[Start Supplied records]
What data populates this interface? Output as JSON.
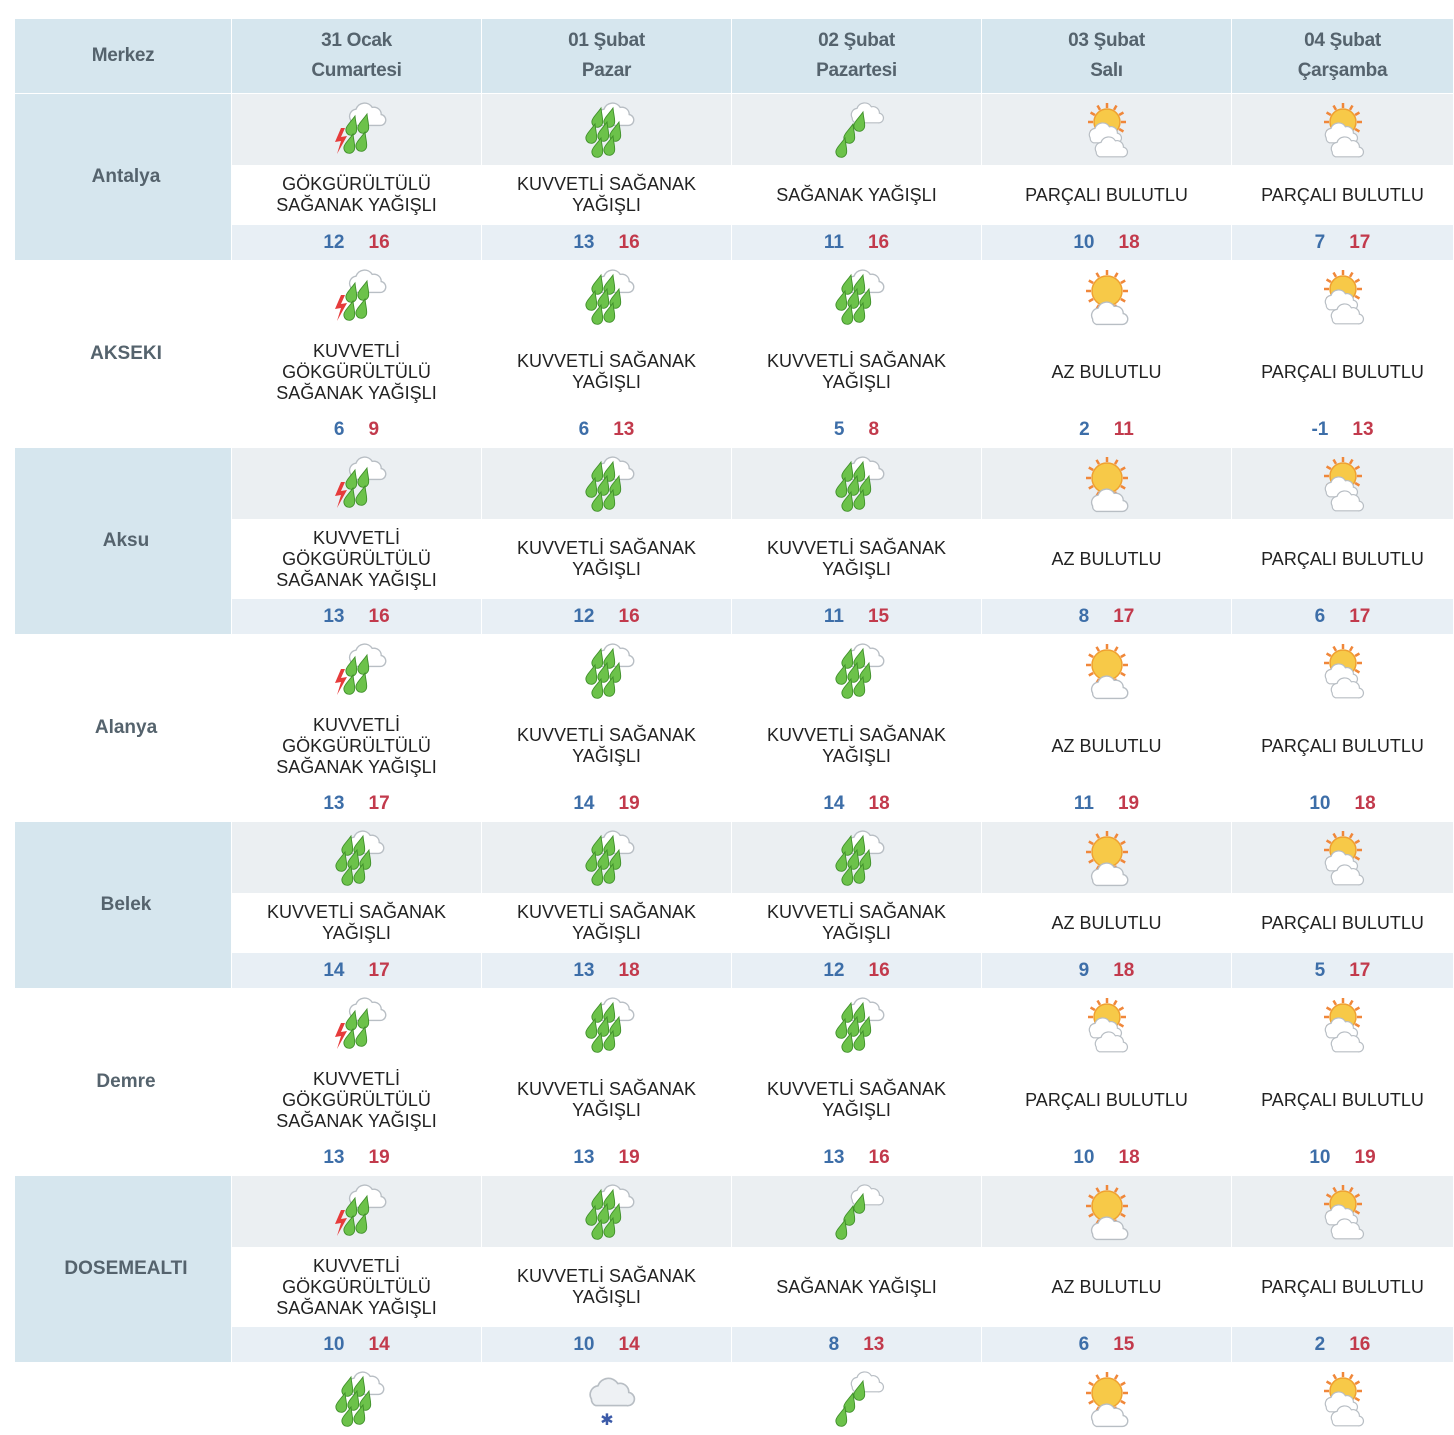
{
  "header": {
    "location_label": "Merkez",
    "days": [
      {
        "date": "31 Ocak",
        "weekday": "Cumartesi"
      },
      {
        "date": "01 Şubat",
        "weekday": "Pazar"
      },
      {
        "date": "02 Şubat",
        "weekday": "Pazartesi"
      },
      {
        "date": "03 Şubat",
        "weekday": "Salı"
      },
      {
        "date": "04 Şubat",
        "weekday": "Çarşamba"
      }
    ]
  },
  "rows": [
    {
      "city": "Antalya",
      "days": [
        {
          "icon": "thunder-rain",
          "cond": "GÖKGÜRÜLTÜLÜ SAĞANAK YAĞIŞLI",
          "min": "12",
          "max": "16"
        },
        {
          "icon": "heavy-rain",
          "cond": "KUVVETLİ SAĞANAK YAĞIŞLI",
          "min": "13",
          "max": "16"
        },
        {
          "icon": "shower",
          "cond": "SAĞANAK YAĞIŞLI",
          "min": "11",
          "max": "16"
        },
        {
          "icon": "partly-cloudy",
          "cond": "PARÇALI BULUTLU",
          "min": "10",
          "max": "18"
        },
        {
          "icon": "partly-cloudy",
          "cond": "PARÇALI BULUTLU",
          "min": "7",
          "max": "17"
        }
      ]
    },
    {
      "city": "AKSEKI",
      "days": [
        {
          "icon": "thunder-rain",
          "cond": "KUVVETLİ GÖKGÜRÜLTÜLÜ SAĞANAK YAĞIŞLI",
          "min": "6",
          "max": "9"
        },
        {
          "icon": "heavy-rain",
          "cond": "KUVVETLİ SAĞANAK YAĞIŞLI",
          "min": "6",
          "max": "13"
        },
        {
          "icon": "heavy-rain",
          "cond": "KUVVETLİ SAĞANAK YAĞIŞLI",
          "min": "5",
          "max": "8"
        },
        {
          "icon": "mostly-sunny",
          "cond": "AZ BULUTLU",
          "min": "2",
          "max": "11"
        },
        {
          "icon": "partly-cloudy",
          "cond": "PARÇALI BULUTLU",
          "min": "-1",
          "max": "13"
        }
      ]
    },
    {
      "city": "Aksu",
      "days": [
        {
          "icon": "thunder-rain",
          "cond": "KUVVETLİ GÖKGÜRÜLTÜLÜ SAĞANAK YAĞIŞLI",
          "min": "13",
          "max": "16"
        },
        {
          "icon": "heavy-rain",
          "cond": "KUVVETLİ SAĞANAK YAĞIŞLI",
          "min": "12",
          "max": "16"
        },
        {
          "icon": "heavy-rain",
          "cond": "KUVVETLİ SAĞANAK YAĞIŞLI",
          "min": "11",
          "max": "15"
        },
        {
          "icon": "mostly-sunny",
          "cond": "AZ BULUTLU",
          "min": "8",
          "max": "17"
        },
        {
          "icon": "partly-cloudy",
          "cond": "PARÇALI BULUTLU",
          "min": "6",
          "max": "17"
        }
      ]
    },
    {
      "city": "Alanya",
      "days": [
        {
          "icon": "thunder-rain",
          "cond": "KUVVETLİ GÖKGÜRÜLTÜLÜ SAĞANAK YAĞIŞLI",
          "min": "13",
          "max": "17"
        },
        {
          "icon": "heavy-rain",
          "cond": "KUVVETLİ SAĞANAK YAĞIŞLI",
          "min": "14",
          "max": "19"
        },
        {
          "icon": "heavy-rain",
          "cond": "KUVVETLİ SAĞANAK YAĞIŞLI",
          "min": "14",
          "max": "18"
        },
        {
          "icon": "mostly-sunny",
          "cond": "AZ BULUTLU",
          "min": "11",
          "max": "19"
        },
        {
          "icon": "partly-cloudy",
          "cond": "PARÇALI BULUTLU",
          "min": "10",
          "max": "18"
        }
      ]
    },
    {
      "city": "Belek",
      "days": [
        {
          "icon": "heavy-rain",
          "cond": "KUVVETLİ SAĞANAK YAĞIŞLI",
          "min": "14",
          "max": "17"
        },
        {
          "icon": "heavy-rain",
          "cond": "KUVVETLİ SAĞANAK YAĞIŞLI",
          "min": "13",
          "max": "18"
        },
        {
          "icon": "heavy-rain",
          "cond": "KUVVETLİ SAĞANAK YAĞIŞLI",
          "min": "12",
          "max": "16"
        },
        {
          "icon": "mostly-sunny",
          "cond": "AZ BULUTLU",
          "min": "9",
          "max": "18"
        },
        {
          "icon": "partly-cloudy",
          "cond": "PARÇALI BULUTLU",
          "min": "5",
          "max": "17"
        }
      ]
    },
    {
      "city": "Demre",
      "days": [
        {
          "icon": "thunder-rain",
          "cond": "KUVVETLİ GÖKGÜRÜLTÜLÜ SAĞANAK YAĞIŞLI",
          "min": "13",
          "max": "19"
        },
        {
          "icon": "heavy-rain",
          "cond": "KUVVETLİ SAĞANAK YAĞIŞLI",
          "min": "13",
          "max": "19"
        },
        {
          "icon": "heavy-rain",
          "cond": "KUVVETLİ SAĞANAK YAĞIŞLI",
          "min": "13",
          "max": "16"
        },
        {
          "icon": "partly-cloudy",
          "cond": "PARÇALI BULUTLU",
          "min": "10",
          "max": "18"
        },
        {
          "icon": "partly-cloudy",
          "cond": "PARÇALI BULUTLU",
          "min": "10",
          "max": "19"
        }
      ]
    },
    {
      "city": "DOSEMEALTI",
      "days": [
        {
          "icon": "thunder-rain",
          "cond": "KUVVETLİ GÖKGÜRÜLTÜLÜ SAĞANAK YAĞIŞLI",
          "min": "10",
          "max": "14"
        },
        {
          "icon": "heavy-rain",
          "cond": "KUVVETLİ SAĞANAK YAĞIŞLI",
          "min": "10",
          "max": "14"
        },
        {
          "icon": "shower",
          "cond": "SAĞANAK YAĞIŞLI",
          "min": "8",
          "max": "13"
        },
        {
          "icon": "mostly-sunny",
          "cond": "AZ BULUTLU",
          "min": "6",
          "max": "15"
        },
        {
          "icon": "partly-cloudy",
          "cond": "PARÇALI BULUTLU",
          "min": "2",
          "max": "16"
        }
      ]
    }
  ],
  "partial_row_icons": [
    "heavy-rain",
    "snow",
    "shower",
    "mostly-sunny",
    "partly-cloudy"
  ],
  "colors": {
    "header_bg": "#d6e6ee",
    "min_temp": "#3d6ea8",
    "max_temp": "#c23a4c"
  }
}
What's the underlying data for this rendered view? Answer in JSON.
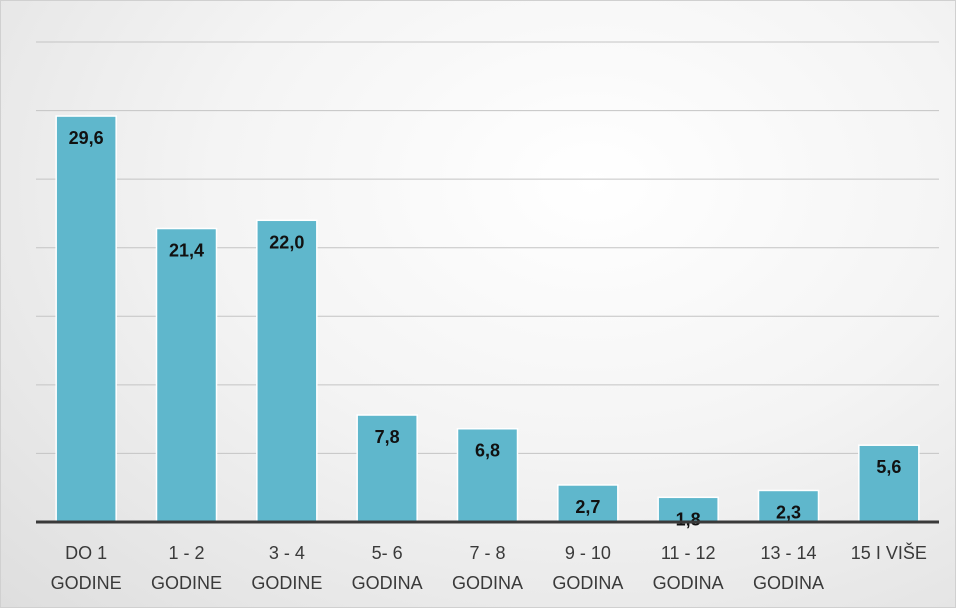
{
  "chart_data": {
    "type": "bar",
    "title": "",
    "xlabel": "",
    "ylabel": "",
    "categories": [
      [
        "DO 1",
        "GODINE"
      ],
      [
        "1 - 2",
        "GODINE"
      ],
      [
        "3 - 4",
        "GODINE"
      ],
      [
        "5- 6",
        "GODINA"
      ],
      [
        "7 - 8",
        "GODINA"
      ],
      [
        "9 - 10",
        "GODINA"
      ],
      [
        "11 - 12",
        "GODINA"
      ],
      [
        "13 - 14",
        "GODINA"
      ],
      [
        "15 I VIŠE",
        ""
      ]
    ],
    "values": [
      29.6,
      21.4,
      22.0,
      7.8,
      6.8,
      2.7,
      1.8,
      2.3,
      5.6
    ],
    "data_labels": [
      "29,6",
      "21,4",
      "22,0",
      "7,8",
      "6,8",
      "2,7",
      "1,8",
      "2,3",
      "5,6"
    ],
    "ylim": [
      0,
      35
    ],
    "gridline_step": 5,
    "grid": true,
    "legend": "none",
    "bar_color": "#5fb7cc",
    "bar_edge_color": "#ffffff",
    "axis_color": "#3a3a3a"
  }
}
[End Supplied records]
» Given request:
Pick out the lines above containing the word "What", then copy them.

» Written answer:
What data populates this interface? Output as JSON.
What's the underlying data for this rendered view? Answer in JSON.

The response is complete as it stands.